* START Available data *
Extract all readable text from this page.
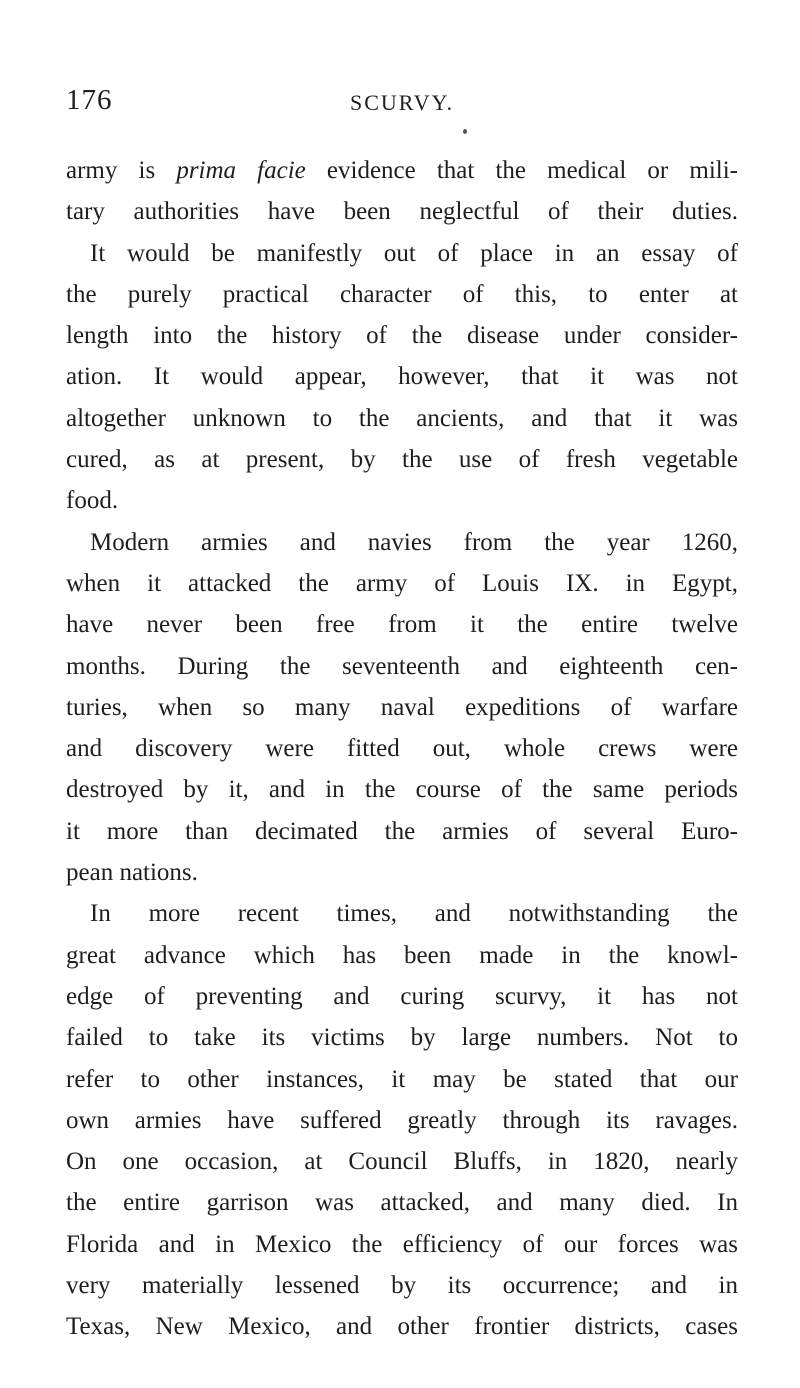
176	SCURVY.
army is prima facie evidence that the medical or mili-
tary authorities have been neglectful of their duties.
It would be manifestly out of place in an essay of
the purely practical character of this, to enter at
length into the history of the disease under consider-
ation. It would appear, however, that it was not
altogether unknown to the ancients, and that it was
cured, as at present, by the use of fresh vegetable
food.
Modern armies and navies from the year 1260,
when it attacked the army of Louis IX. in Egypt,
have never been free from it the entire twelve
months. During the seventeenth and eighteenth cen-
turies, when so many naval expeditions of warfare
and discovery were fitted out, whole crews were
destroyed by it, and in the course of the same periods
it more than decimated the armies of several Euro-
pean nations.
In more recent times, and notwithstanding the
great advance which has been made in the knowl-
edge of preventing and curing scurvy, it has not
failed to take its victims by large numbers. Not to
refer to other instances, it may be stated that our
own armies have suffered greatly through its ravages.
On one occasion, at Council Bluffs, in 1820, nearly
the entire garrison was attacked, and many died. In
Florida and in Mexico the efficiency of our forces was
very materially lessened by its occurrence; and in
Texas, New Mexico, and other frontier districts, cases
* END Available data *
### Goal of the exercise:
Where a line above includes "army", copy that line.

### Output:
army is prima facie evidence that the medical or mili-
when it attacked the army of Louis IX. in Egypt,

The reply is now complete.